> Collected data
────────────────────────────────────────
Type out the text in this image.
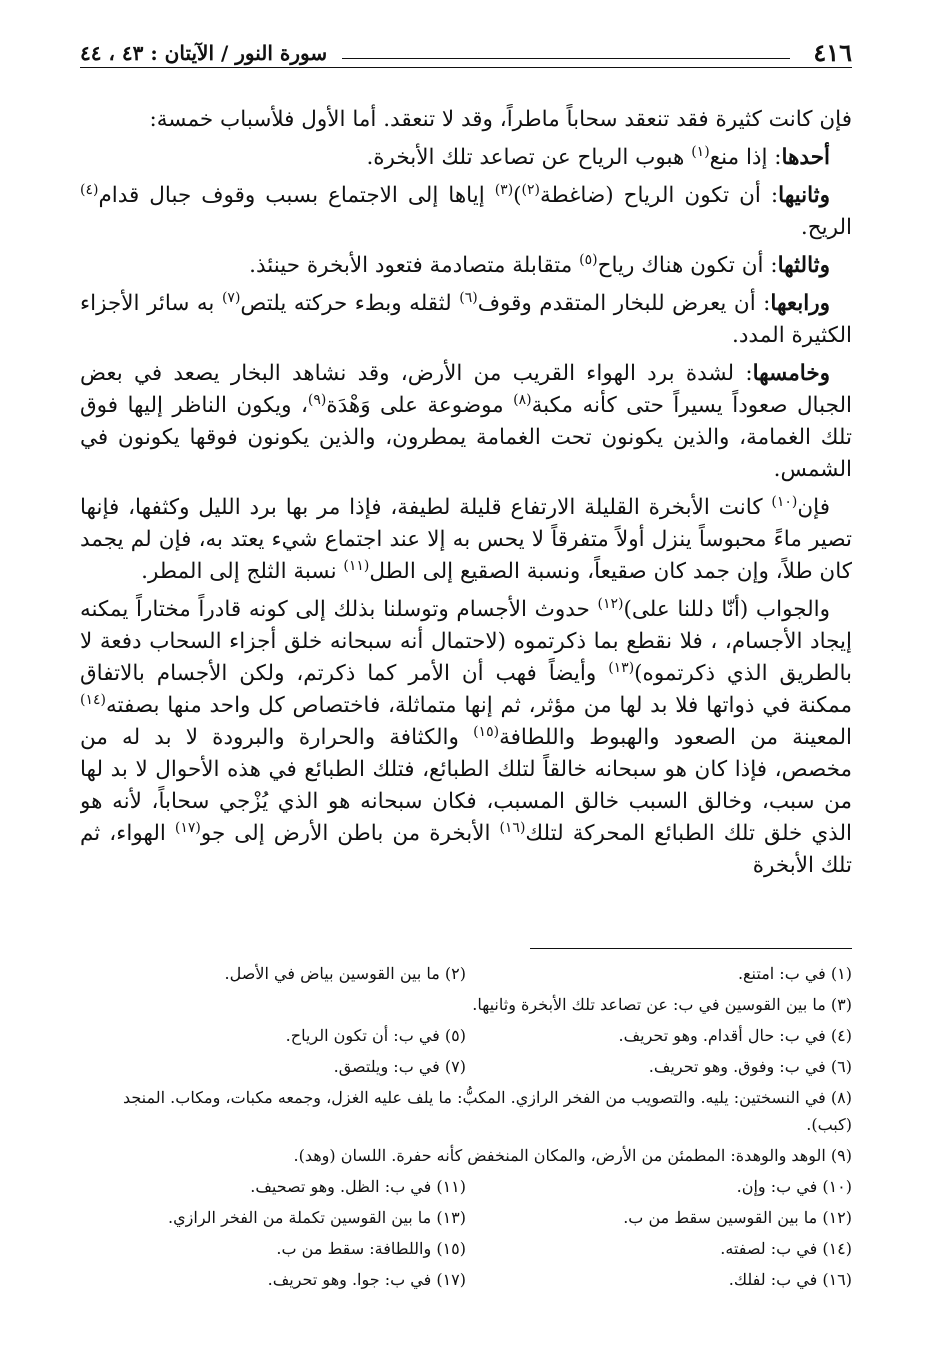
٤١٦
سورة النور / الآيتان : ٤٣ ، ٤٤

فإن كانت كثيرة فقد تنعقد سحاباً ماطراً، وقد لا تنعقد. أما الأول فلأسباب خمسة:

أحدها: إذا منع$^{(١)}$ هبوب الرياح عن تصاعد تلك الأبخرة.

وثانيها: أن تكون الرياح (ضاغطة$^{(٢)}$)$^{(٣)}$ إياها إلى الاجتماع بسبب وقوف جبال قدام$^{(٤)}$ الريح.

وثالثها: أن تكون هناك رياح$^{(٥)}$ متقابلة متصادمة فتعود الأبخرة حينئذ.

ورابعها: أن يعرض للبخار المتقدم وقوف$^{(٦)}$ لثقله وبطء حركته يلتص$^{(٧)}$ به سائر الأجزاء الكثيرة المدد.

وخامسها: لشدة برد الهواء القريب من الأرض، وقد نشاهد البخار يصعد في بعض الجبال صعوداً يسيراً حتى كأنه مكبة$^{(٨)}$ موضوعة على وَهْدَة$^{(٩)}$، ويكون الناظر إليها فوق تلك الغمامة، والذين يكونون تحت الغمامة يمطرون، والذين يكونون فوقها يكونون في الشمس.

فإن$^{(١٠)}$ كانت الأبخرة القليلة الارتفاع قليلة لطيفة، فإذا مر بها برد الليل وكثفها، فإنها تصير ماءً محبوساً ينزل أولاً متفرقاً لا يحس به إلا عند اجتماع شيء يعتد به، فإن لم يجمد كان طلاً، وإن جمد كان صقيعاً، ونسبة الصقيع إلى الطل$^{(١١)}$ نسبة الثلج إلى المطر.

والجواب (أنّا دللنا على)$^{(١٢)}$ حدوث الأجسام وتوسلنا بذلك إلى كونه قادراً مختاراً يمكنه إيجاد الأجسام، ، فلا نقطع بما ذكرتموه (لاحتمال أنه سبحانه خلق أجزاء السحاب دفعة لا بالطريق الذي ذكرتموه)$^{(١٣)}$ وأيضاً فهب أن الأمر كما ذكرتم، ولكن الأجسام بالاتفاق ممكنة في ذواتها فلا بد لها من مؤثر، ثم إنها متماثلة، فاختصاص كل واحد منها بصفته$^{(١٤)}$ المعينة من الصعود والهبوط واللطافة$^{(١٥)}$ والكثافة والحرارة والبرودة لا بد له من مخصص، فإذا كان هو سبحانه خالقاً لتلك الطبائع، فتلك الطبائع في هذه الأحوال لا بد لها من سبب، وخالق السبب خالق المسبب، فكان سبحانه هو الذي يُزْجي سحاباً، لأنه هو الذي خلق تلك الطبائع المحركة لتلك$^{(١٦)}$ الأبخرة من باطن الأرض إلى جو$^{(١٧)}$ الهواء، ثم تلك الأبخرة

(١) في ب: امتنع.
(٢) ما بين القوسين بياض في الأصل.
(٣) ما بين القوسين في ب: عن تصاعد تلك الأبخرة وثانيها.
(٤) في ب: حال أقدام. وهو تحريف.
(٥) في ب: أن تكون الرياح.
(٦) في ب: وفوق. وهو تحريف.
(٧) في ب: ويلتصق.
(٨) في النسختين: يليه. والتصويب من الفخر الرازي. المكبُّ: ما يلف عليه الغزل، وجمعه مكبات، ومكاب. المنجد (كبب).
(٩) الوهد والوهدة: المطمئن من الأرض، والمكان المنخفض كأنه حفرة. اللسان (وهد).
(١٠) في ب: وإن.
(١١) في ب: الظل. وهو تصحيف.
(١٢) ما بين القوسين سقط من ب.
(١٣) ما بين القوسين تكملة من الفخر الرازي.
(١٤) في ب: لصفته.
(١٥) واللطافة: سقط من ب.
(١٦) في ب: لفلك.
(١٧) في ب: جوا. وهو تحريف.
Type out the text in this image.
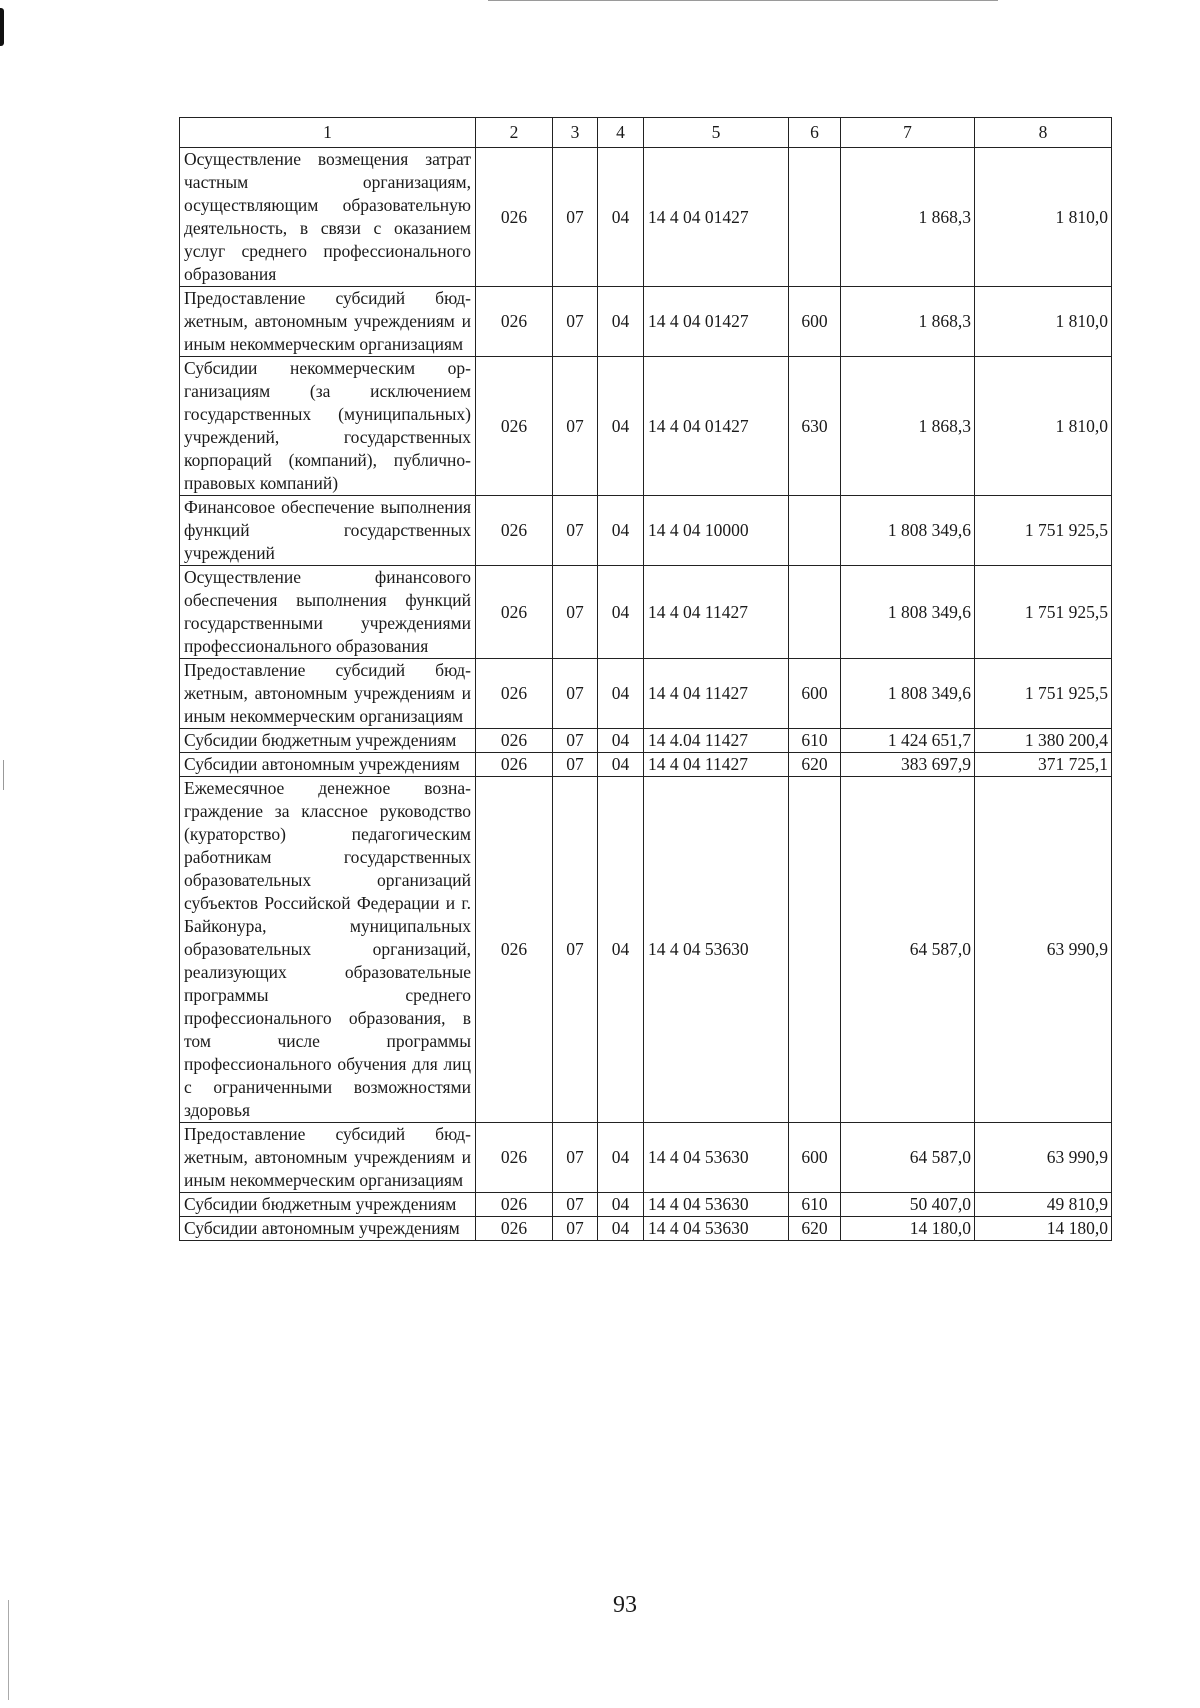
1	2	3	4	5	6	7	8
Осуществление возмещения затрат частным организациям, осуществляющим образовательную деятельность, в связи с оказанием услуг среднего профессионального образования	026	07	04	14 4 04 01427		1 868,3	1 810,0
Предоставление субсидий бюджетным, автономным учреждениям и иным некоммерческим организациям	026	07	04	14 4 04 01427	600	1 868,3	1 810,0
Субсидии некоммерческим организациям (за исключением государственных (муниципальных) учреждений, государственных корпораций (компаний), публично-правовых компаний)	026	07	04	14 4 04 01427	630	1 868,3	1 810,0
Финансовое обеспечение выполнения функций государственных учреждений	026	07	04	14 4 04 10000		1 808 349,6	1 751 925,5
Осуществление финансового обеспечения выполнения функций государственными учреждениями профессионального образования	026	07	04	14 4 04 11427		1 808 349,6	1 751 925,5
Предоставление субсидий бюджетным, автономным учреждениям и иным некоммерческим организациям	026	07	04	14 4 04 11427	600	1 808 349,6	1 751 925,5
Субсидии бюджетным учреждениям	026	07	04	14 4.04 11427	610	1 424 651,7	1 380 200,4
Субсидии автономным учреждениям	026	07	04	14 4 04 11427	620	383 697,9	371 725,1
Ежемесячное денежное вознаграждение за классное руководство (кураторство) педагогическим работникам государственных образовательных организаций субъектов Российской Федерации и г. Байконура, муниципальных образовательных организаций, реализующих образовательные программы среднего профессионального образования, в том числе программы профессионального обучения для лиц с ограниченными возможностями здоровья	026	07	04	14 4 04 53630		64 587,0	63 990,9
Предоставление субсидий бюджетным, автономным учреждениям и иным некоммерческим организациям	026	07	04	14 4 04 53630	600	64 587,0	63 990,9
Субсидии бюджетным учреждениям	026	07	04	14 4 04 53630	610	50 407,0	49 810,9
Субсидии автономным учреждениям	026	07	04	14 4 04 53630	620	14 180,0	14 180,0
93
────────────────────────────────────────
Scan the material for lines with the word "تصاعد", and copy each line you find.

أحدها: إذا منع$^{(١)}$ هبوب الرياح عن تصاعد تلك الأبخرة.
(٣) ما بين القوسين في ب: عن تصاعد تلك الأبخرة وثانيها.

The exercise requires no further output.